▶ **WHAT TO PRODUCE**: Pick out every line holding the string "divided" and copy it.

▶ **RECORD LIST**:
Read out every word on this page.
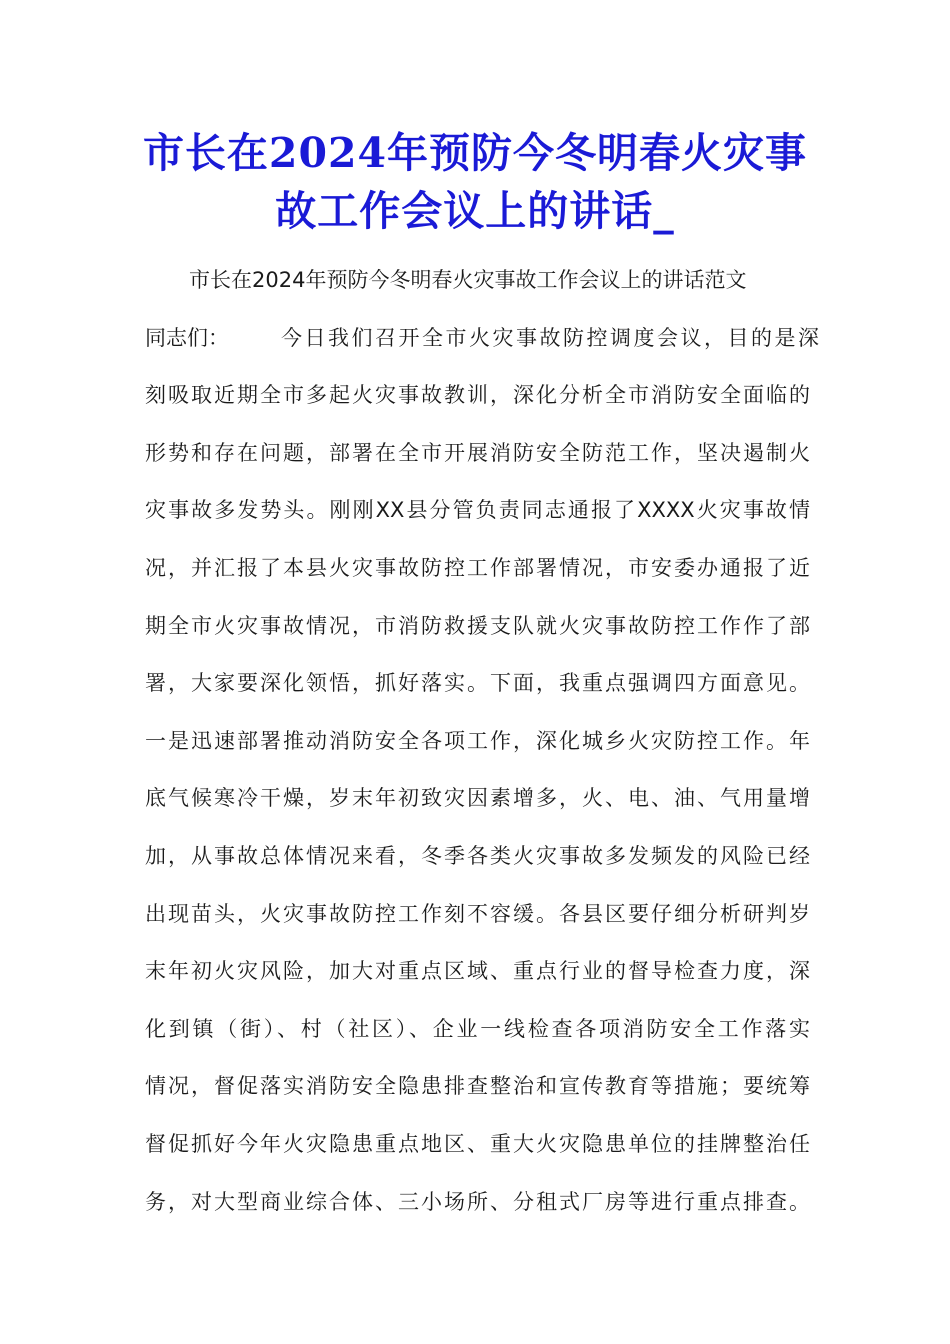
市长在2024年预防今冬明春火灾事
故工作会议上的讲话_
市长在2024年预防今冬明春火灾事故工作会议上的讲话范文
同志们： 今日我们召开全市火灾事故防控调度会议，目的是深
刻吸取近期全市多起火灾事故教训，深化分析全市消防安全面临的
形势和存在问题，部署在全市开展消防安全防范工作，坚决遏制火
灾事故多发势头。刚刚XX县分管负责同志通报了XXXX火灾事故情
况，并汇报了本县火灾事故防控工作部署情况，市安委办通报了近
期全市火灾事故情况，市消防救援支队就火灾事故防控工作作了部
署，大家要深化领悟，抓好落实。下面，我重点强调四方面意见。
一是迅速部署推动消防安全各项工作，深化城乡火灾防控工作。年
底气候寒冷干燥，岁末年初致灾因素增多，火、电、油、气用量增
加，从事故总体情况来看，冬季各类火灾事故多发频发的风险已经
出现苗头，火灾事故防控工作刻不容缓。各县区要仔细分析研判岁
末年初火灾风险，加大对重点区域、重点行业的督导检查力度，深
化到镇（街）、村（社区）、企业一线检查各项消防安全工作落实
情况，督促落实消防安全隐患排查整治和宣传教育等措施；要统筹
督促抓好今年火灾隐患重点地区、重大火灾隐患单位的挂牌整治任
务，对大型商业综合体、三小场所、分租式厂房等进行重点排查。
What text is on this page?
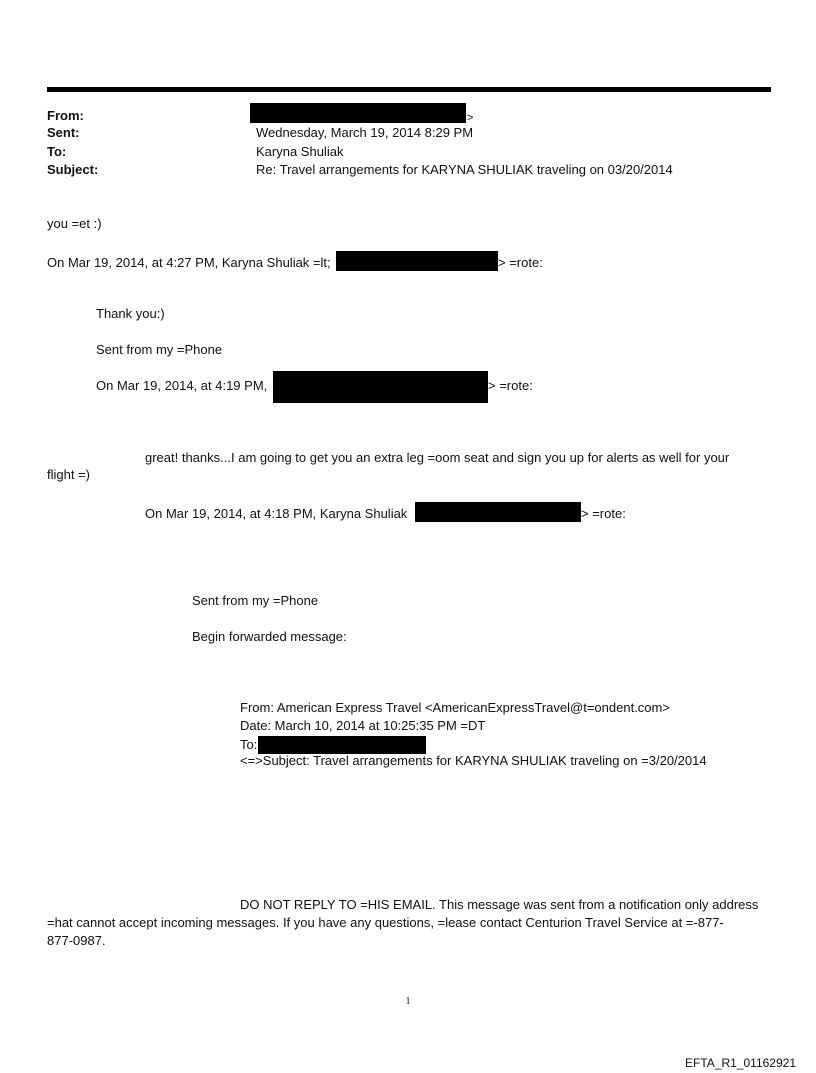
From:	>
Sent:	Wednesday, March 19, 2014 8:29 PM
To:	Karyna Shuliak
Subject:	Re: Travel arrangements for KARYNA SHULIAK traveling on 03/20/2014
you =et :)
On Mar 19, 2014, at 4:27 PM, Karyna Shuliak =lt;	> =rote:
Thank you:)
Sent from my =Phone
On Mar 19, 2014, at 4:19 PM,	> =rote:
great! thanks...I am going to get you an extra leg =oom seat and sign you up for alerts as well for your
flight =)
On Mar 19, 2014, at 4:18 PM, Karyna Shuliak	> =rote:
Sent from my =Phone
Begin forwarded message:
From: American Express Travel <AmericanExpressTravel@t=ondent.com>
Date: March 10, 2014 at 10:25:35 PM =DT
To:
<=>Subject: Travel arrangements for KARYNA SHULIAK traveling on =3/20/2014
DO NOT REPLY TO =HIS EMAIL. This message was sent from a notification only address
=hat cannot accept incoming messages. If you have any questions, =lease contact Centurion Travel Service at =-877-
877-0987.
1
EFTA_R1_01162921
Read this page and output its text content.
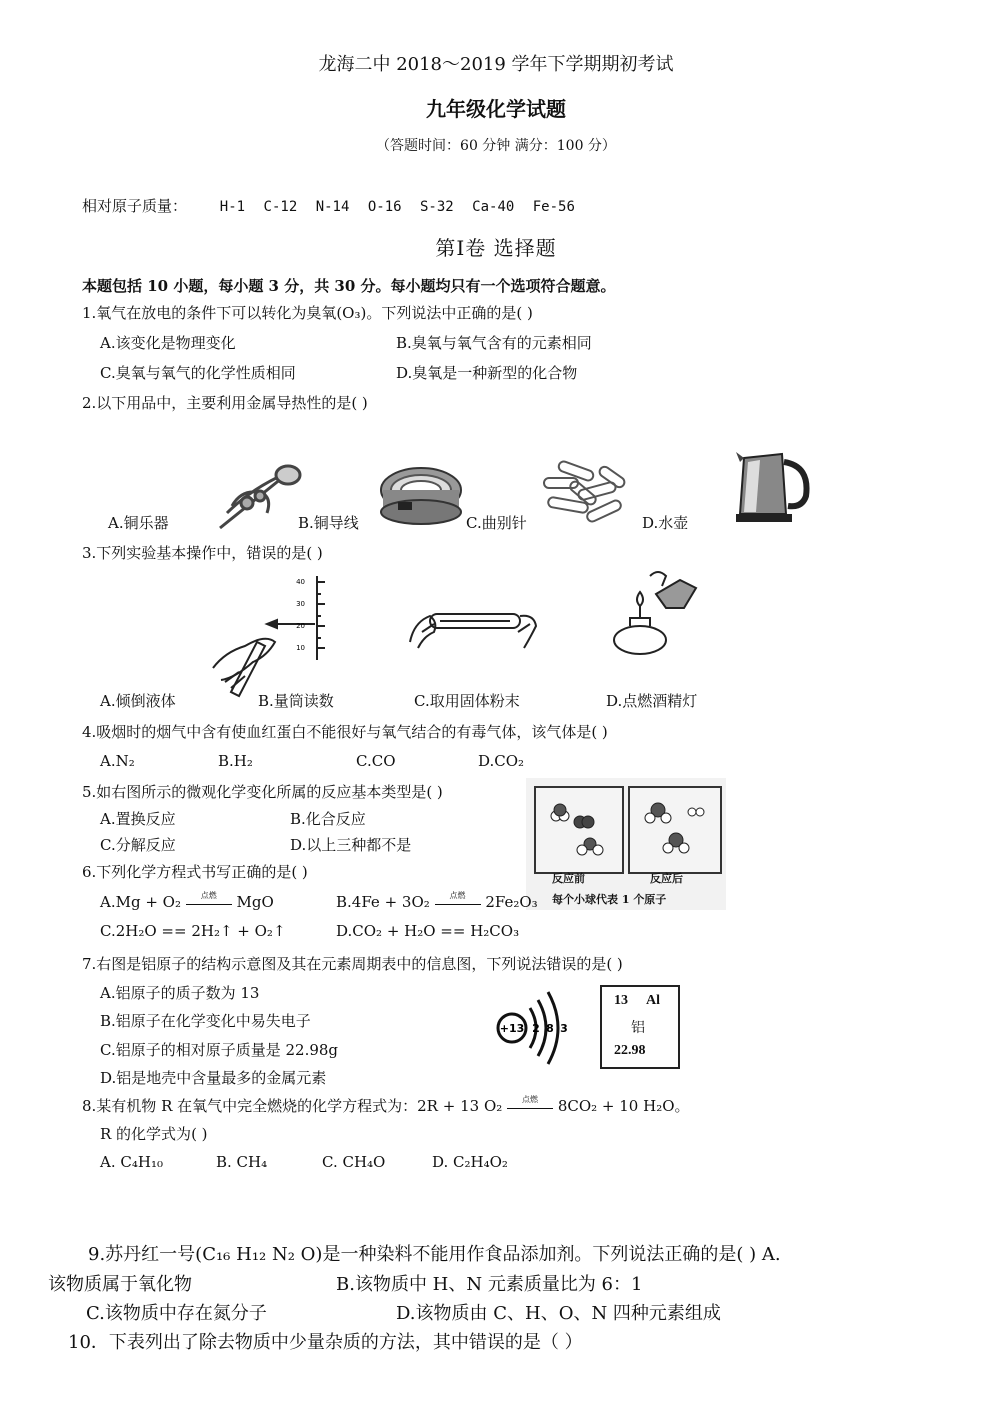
龙海二中 2018～2019 学年下学期期初考试
九年级化学试题
（答题时间：60 分钟 满分：100 分）
相对原子质量： H-1 C-12 N-14 O-16 S-32 Ca-40 Fe-56
第Ⅰ卷 选择题
本题包括 10 小题，每小题 3 分，共 30 分。每小题均只有一个选项符合题意。
1.氧气在放电的条件下可以转化为臭氧(O₃)。下列说法中正确的是( )
A.该变化是物理变化	B.臭氧与氧气含有的元素相同
C.臭氧与氧气的化学性质相同	D.臭氧是一种新型的化合物
2.以下用品中，主要利用金属导热性的是( )
A.铜乐器	B.铜导线	C.曲别针	D.水壶
3.下列实验基本操作中，错误的是( )
40
30
20
10
A.倾倒液体	B.量筒读数	C.取用固体粉末	D.点燃酒精灯
4.吸烟时的烟气中含有使血红蛋白不能很好与氧气结合的有毒气体，该气体是( )
A.N₂	B.H₂	C.CO	D.CO₂
5.如右图所示的微观化学变化所属的反应基本类型是( )
A.置换反应	B.化合反应
C.分解反应	D.以上三种都不是
反应前	反应后
每个小球代表 1 个原子
6.下列化学方程式书写正确的是( )
A.Mg + O₂	点燃	MgO	B.4Fe + 3O₂	点燃	2Fe₂O₃
C.2H₂O == 2H₂↑ + O₂↑	D.CO₂ + H₂O == H₂CO₃
7.右图是铝原子的结构示意图及其在元素周期表中的信息图，下列说法错误的是( )
A.铝原子的质子数为 13
B.铝原子在化学变化中易失电子
C.铝原子的相对原子质量是 22.98g
D.铝是地壳中含量最多的金属元素
+13 2 8 3
13 Al
铝
22.98
8.某有机物 R 在氧气中完全燃烧的化学方程式为：2R + 13 O₂	点燃	8CO₂ + 10 H₂O。
R 的化学式为( )
A. C₄H₁₀	B. CH₄	C. CH₄O	D. C₂H₄O₂
9.苏丹红一号(C₁₆ H₁₂ N₂ O)是一种染料不能用作食品添加剂。下列说法正确的是( ) A.
该物质属于氧化物	B.该物质中 H、N 元素质量比为 6：1
C.该物质中存在氮分子	D.该物质由 C、H、O、N 四种元素组成
10．下表列出了除去物质中少量杂质的方法，其中错误的是（ ）
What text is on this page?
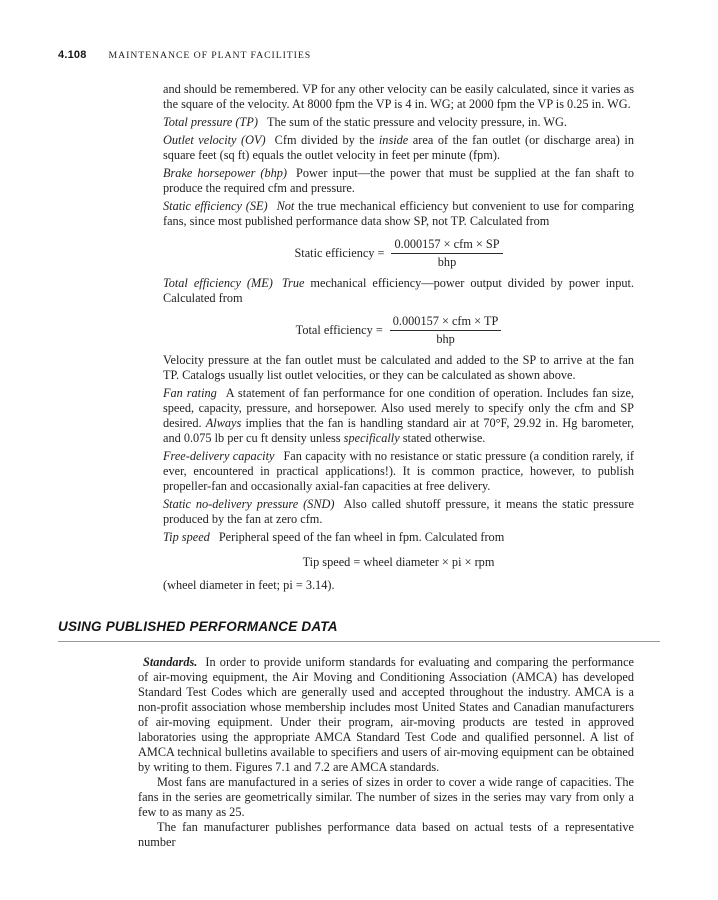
4.108 MAINTENANCE OF PLANT FACILITIES

and should be remembered. VP for any other velocity can be easily calculated, since it varies as the square of the velocity. At 8000 fpm the VP is 4 in. WG; at 2000 fpm the VP is 0.25 in. WG.

Total pressure (TP) The sum of the static pressure and velocity pressure, in. WG.

Outlet velocity (OV) Cfm divided by the inside area of the fan outlet (or discharge area) in square feet (sq ft) equals the outlet velocity in feet per minute (fpm).

Brake horsepower (bhp) Power input—the power that must be supplied at the fan shaft to produce the required cfm and pressure.

Static efficiency (SE) Not the true mechanical efficiency but convenient to use for comparing fans, since most published performance data show SP, not TP. Calculated from

Static efficiency = $\frac{\text{0.000157 × cfm × SP}}{\text{bhp}}$

Total efficiency (ME) True mechanical efficiency—power output divided by power input. Calculated from

Total efficiency = $\frac{\text{0.000157 × cfm × TP}}{\text{bhp}}$

Velocity pressure at the fan outlet must be calculated and added to the SP to arrive at the fan TP. Catalogs usually list outlet velocities, or they can be calculated as shown above.

Fan rating A statement of fan performance for one condition of operation. Includes fan size, speed, capacity, pressure, and horsepower. Also used merely to specify only the cfm and SP desired. Always implies that the fan is handling standard air at 70°F, 29.92 in. Hg barometer, and 0.075 lb per cu ft density unless specifically stated otherwise.

Free-delivery capacity Fan capacity with no resistance or static pressure (a condition rarely, if ever, encountered in practical applications!). It is common practice, however, to publish propeller-fan and occasionally axial-fan capacities at free delivery.

Static no-delivery pressure (SND) Also called shutoff pressure, it means the static pressure produced by the fan at zero cfm.

Tip speed Peripheral speed of the fan wheel in fpm. Calculated from

Tip speed = wheel diameter × pi × rpm

(wheel diameter in feet; pi = 3.14).

USING PUBLISHED PERFORMANCE DATA

Standards. In order to provide uniform standards for evaluating and comparing the performance of air-moving equipment, the Air Moving and Conditioning Association (AMCA) has developed Standard Test Codes which are generally used and accepted throughout the industry. AMCA is a non-profit association whose membership includes most United States and Canadian manufacturers of air-moving equipment. Under their program, air-moving products are tested in approved laboratories using the appropriate AMCA Standard Test Code and qualified personnel. A list of AMCA technical bulletins available to specifiers and users of air-moving equipment can be obtained by writing to them. Figures 7.1 and 7.2 are AMCA standards.

Most fans are manufactured in a series of sizes in order to cover a wide range of capacities. The fans in the series are geometrically similar. The number of sizes in the series may vary from only a few to as many as 25.

The fan manufacturer publishes performance data based on actual tests of a representative number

▶ **REPLY**:
Outlet velocity (OV) Cfm divided by the inside area of the fan outlet (or discharge area) in square feet (sq ft) equals the outlet velocity in feet per minute (fpm).
Total efficiency (ME) True mechanical efficiency—power output divided by power input. Calculated from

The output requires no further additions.